# TASK GOAL:
Determine the number of lines holding the word "ฐมนตร"; answer with that number only.
________________________
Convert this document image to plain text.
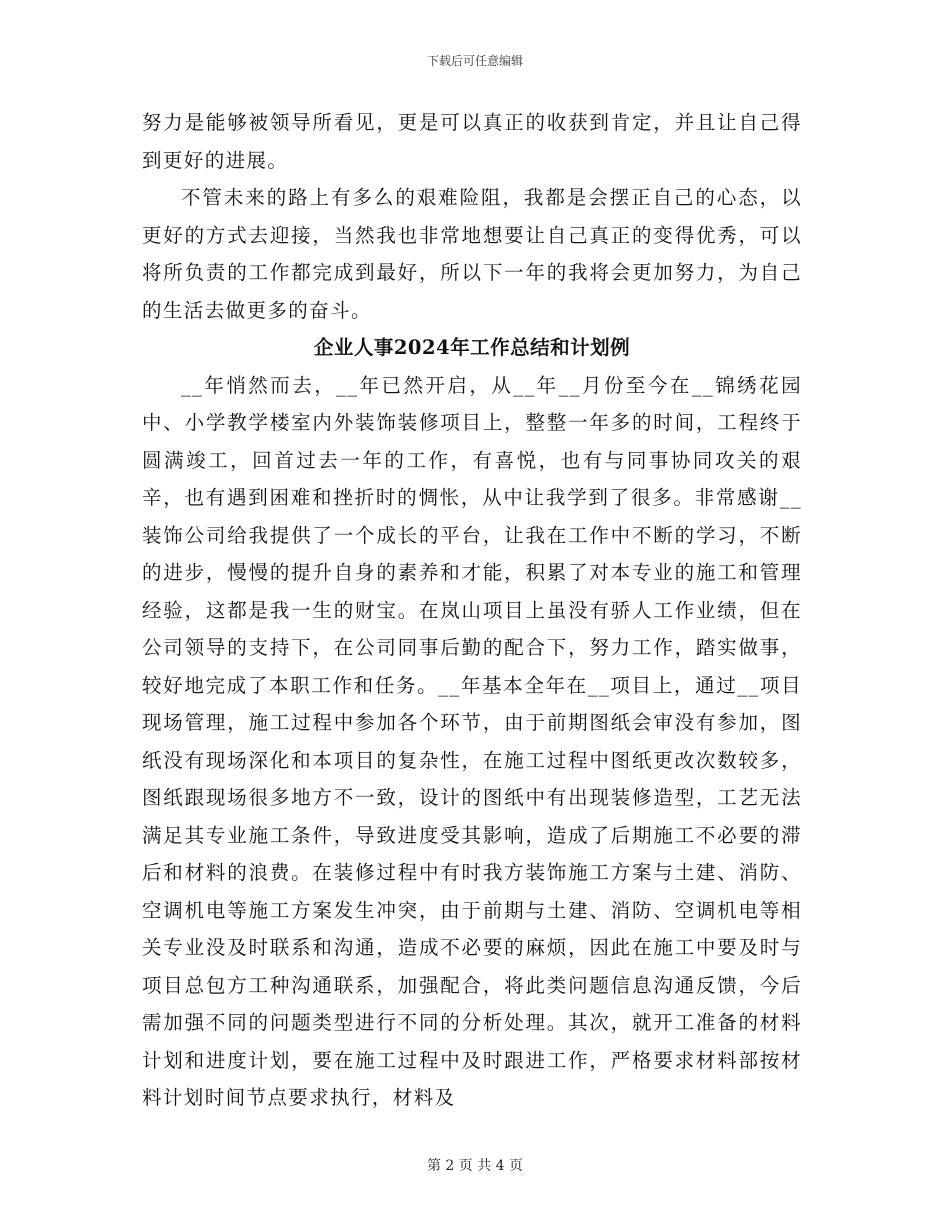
下载后可任意编辑

努力是能够被领导所看见，更是可以真正的收获到肯定，并且让自己得到更好的进展。

不管未来的路上有多么的艰难险阻，我都是会摆正自己的心态，以更好的方式去迎接，当然我也非常地想要让自己真正的变得优秀，可以将所负责的工作都完成到最好，所以下一年的我将会更加努力，为自己的生活去做更多的奋斗。

企业人事2024年工作总结和计划例

__年悄然而去，__年已然开启，从__年__月份至今在__锦绣花园中、小学教学楼室内外装饰装修项目上，整整一年多的时间，工程终于圆满竣工，回首过去一年的工作，有喜悦，也有与同事协同攻关的艰辛，也有遇到困难和挫折时的惆怅，从中让我学到了很多。非常感谢__装饰公司给我提供了一个成长的平台，让我在工作中不断的学习，不断的进步，慢慢的提升自身的素养和才能，积累了对本专业的施工和管理经验，这都是我一生的财宝。在岚山项目上虽没有骄人工作业绩，但在公司领导的支持下，在公司同事后勤的配合下，努力工作，踏实做事，较好地完成了本职工作和任务。__年基本全年在__项目上，通过__项目现场管理，施工过程中参加各个环节，由于前期图纸会审没有参加，图纸没有现场深化和本项目的复杂性，在施工过程中图纸更改次数较多，图纸跟现场很多地方不一致，设计的图纸中有出现装修造型，工艺无法满足其专业施工条件，导致进度受其影响，造成了后期施工不必要的滞后和材料的浪费。在装修过程中有时我方装饰施工方案与土建、消防、空调机电等施工方案发生冲突，由于前期与土建、消防、空调机电等相关专业没及时联系和沟通，造成不必要的麻烦，因此在施工中要及时与项目总包方工种沟通联系，加强配合，将此类问题信息沟通反馈，今后需加强不同的问题类型进行不同的分析处理。其次，就开工准备的材料计划和进度计划，要在施工过程中及时跟进工作，严格要求材料部按材料计划时间节点要求执行，材料及

第 2 页 共 4 页
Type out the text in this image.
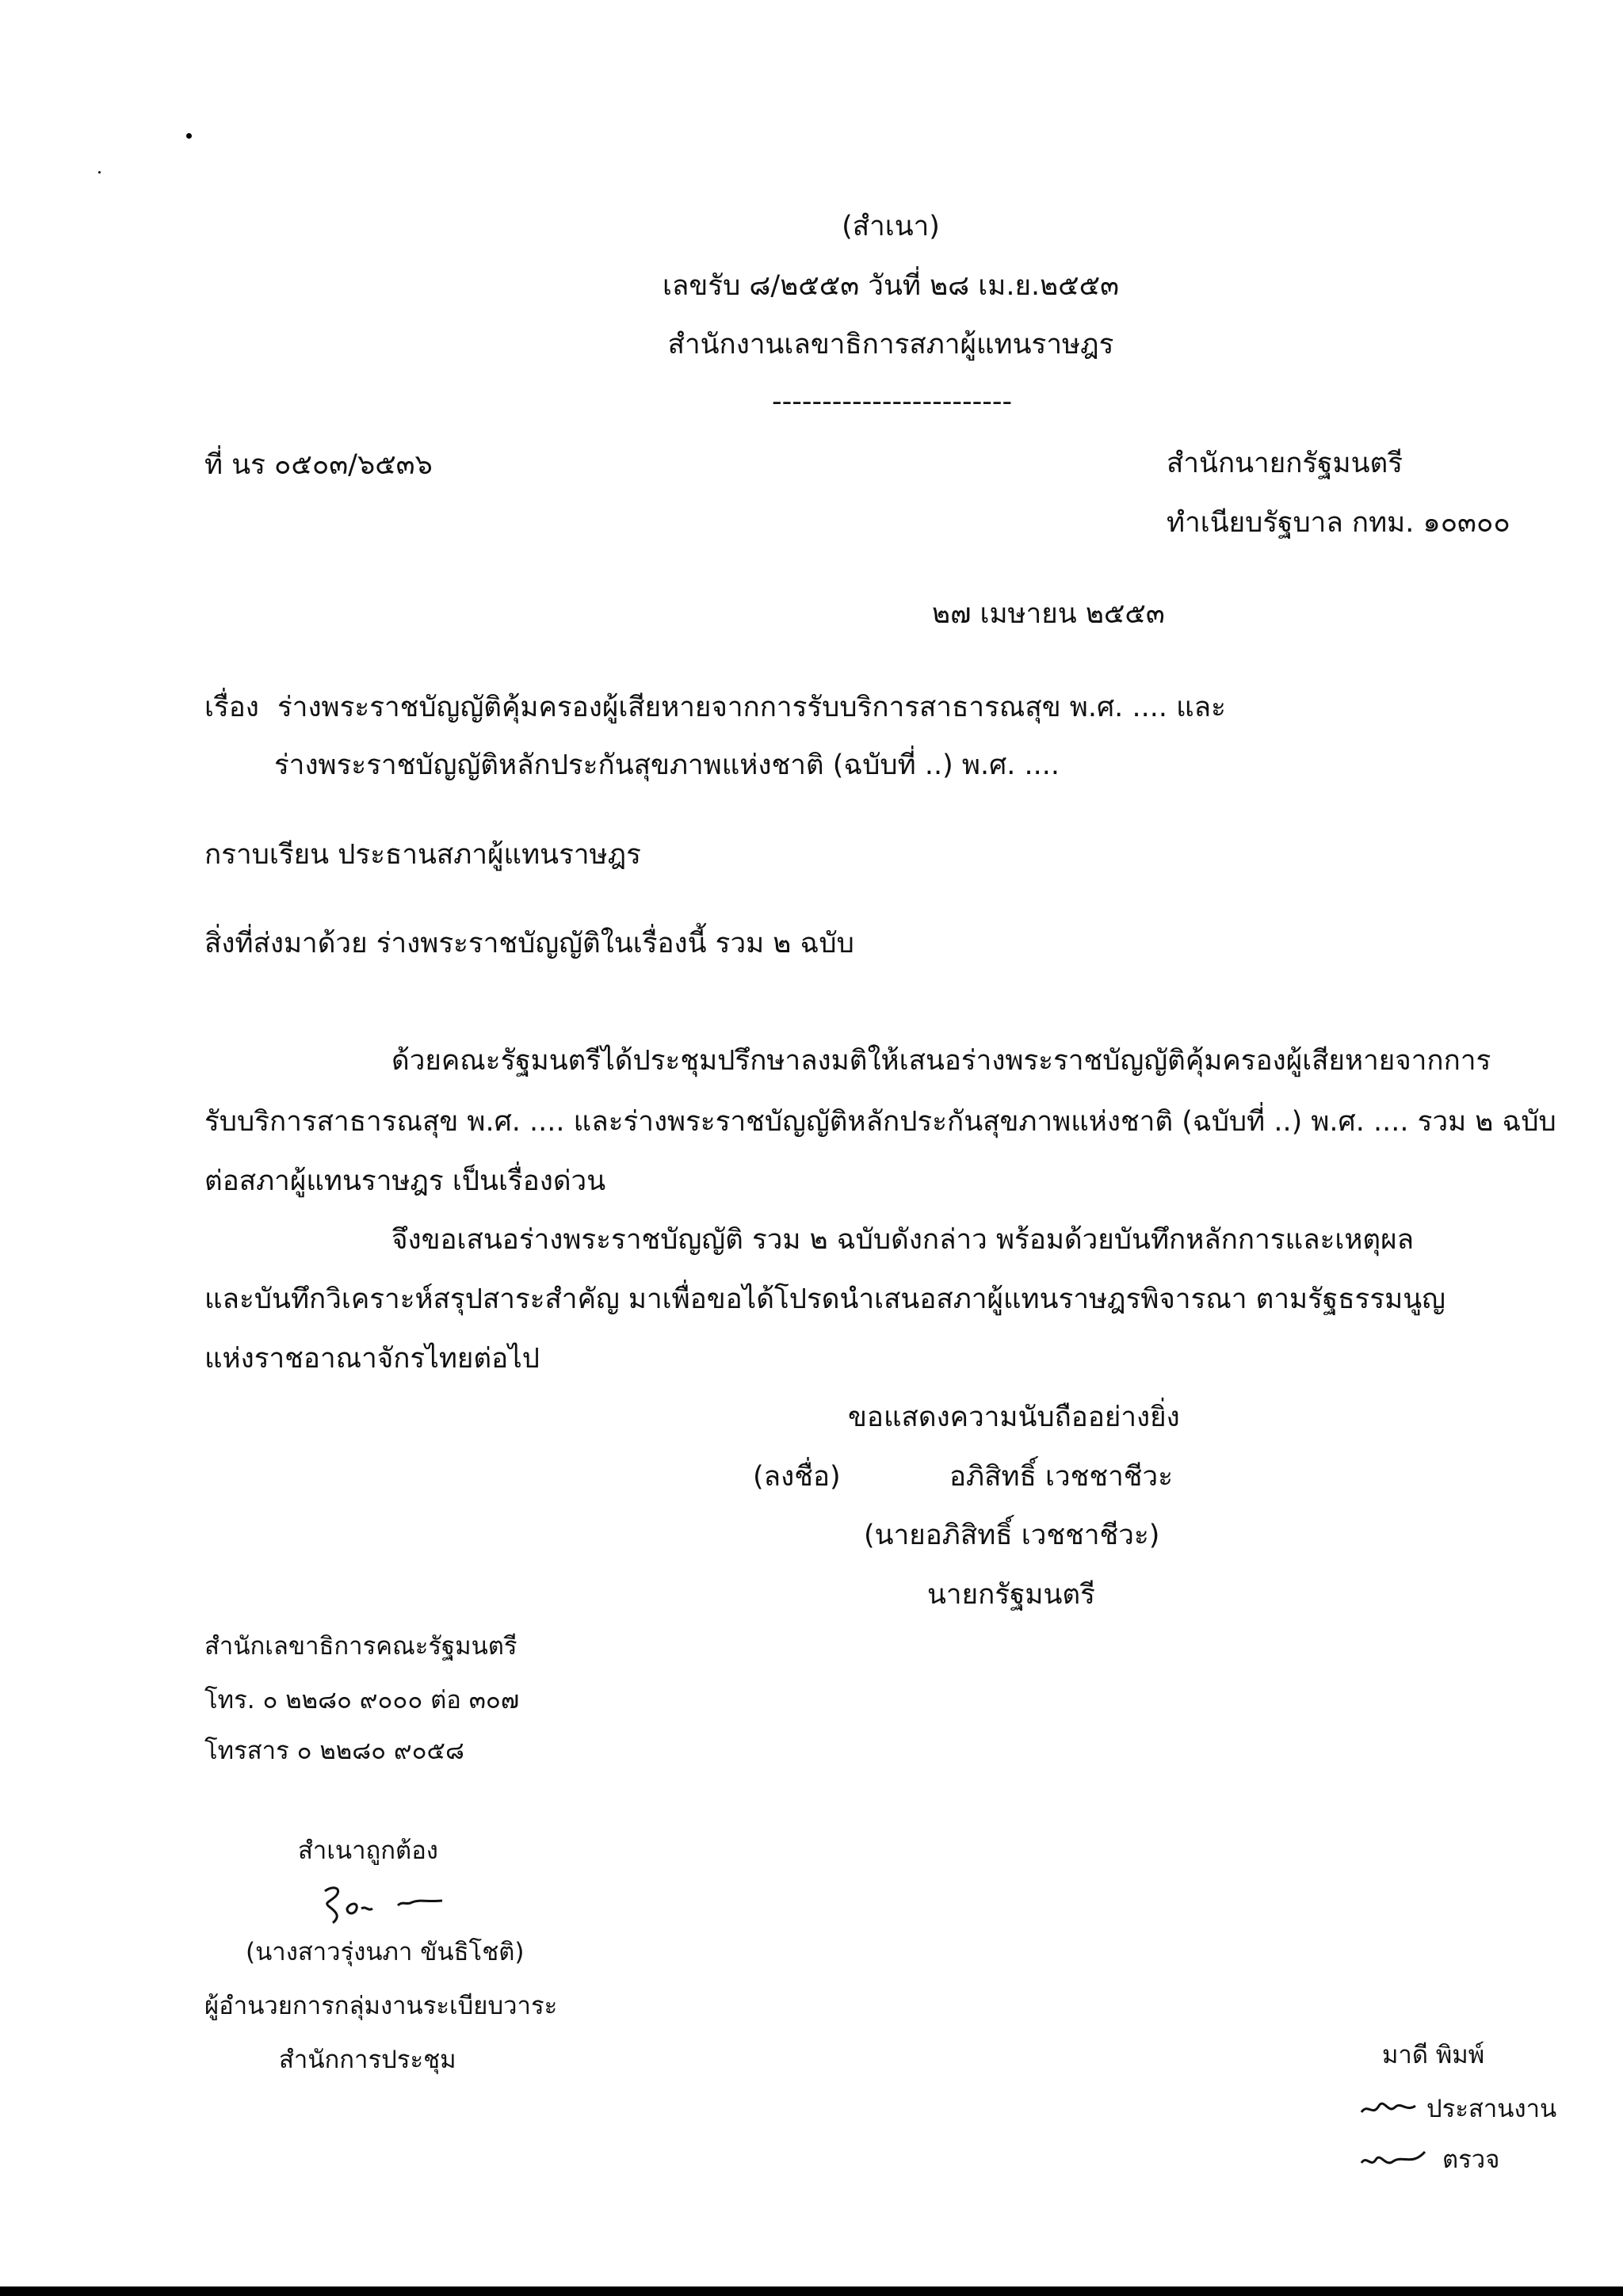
(สำเนา)
เลขรับ ๘/๒๕๕๓ วันที่ ๒๘ เม.ย.๒๕๕๓
สำนักงานเลขาธิการสภาผู้แทนราษฎร
------------------------
ที่ นร ๐๕๐๓/๖๕๓๖	สำนักนายกรัฐมนตรี
ทำเนียบรัฐบาล กทม. ๑๐๓๐๐
๒๗ เมษายน ๒๕๕๓
เรื่อง ร่างพระราชบัญญัติคุ้มครองผู้เสียหายจากการรับบริการสาธารณสุข พ.ศ. .... และ
ร่างพระราชบัญญัติหลักประกันสุขภาพแห่งชาติ (ฉบับที่ ..) พ.ศ. ....
กราบเรียน ประธานสภาผู้แทนราษฎร
สิ่งที่ส่งมาด้วย ร่างพระราชบัญญัติในเรื่องนี้ รวม ๒ ฉบับ
ด้วยคณะรัฐมนตรีได้ประชุมปรึกษาลงมติให้เสนอร่างพระราชบัญญัติคุ้มครองผู้เสียหายจากการ
รับบริการสาธารณสุข พ.ศ. .... และร่างพระราชบัญญัติหลักประกันสุขภาพแห่งชาติ (ฉบับที่ ..) พ.ศ. .... รวม ๒ ฉบับ
ต่อสภาผู้แทนราษฎร เป็นเรื่องด่วน
จึงขอเสนอร่างพระราชบัญญัติ รวม ๒ ฉบับดังกล่าว พร้อมด้วยบันทึกหลักการและเหตุผล
และบันทึกวิเคราะห์สรุปสาระสำคัญ มาเพื่อขอได้โปรดนำเสนอสภาผู้แทนราษฎรพิจารณา ตามรัฐธรรมนูญ
แห่งราชอาณาจักรไทยต่อไป
ขอแสดงความนับถืออย่างยิ่ง
(ลงชื่อ)	อภิสิทธิ์ เวชชาชีวะ
(นายอภิสิทธิ์ เวชชาชีวะ)
นายกรัฐมนตรี
สำนักเลขาธิการคณะรัฐมนตรี
โทร. ๐ ๒๒๘๐ ๙๐๐๐ ต่อ ๓๐๗
โทรสาร ๐ ๒๒๘๐ ๙๐๕๘
สำเนาถูกต้อง
(นางสาวรุ่งนภา ขันธิโชติ)
ผู้อำนวยการกลุ่มงานระเบียบวาระ
สำนักการประชุม	มาดี พิมพ์
ประสานงาน
ตรวจ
________________________
# THE COMPLETED TASK:
4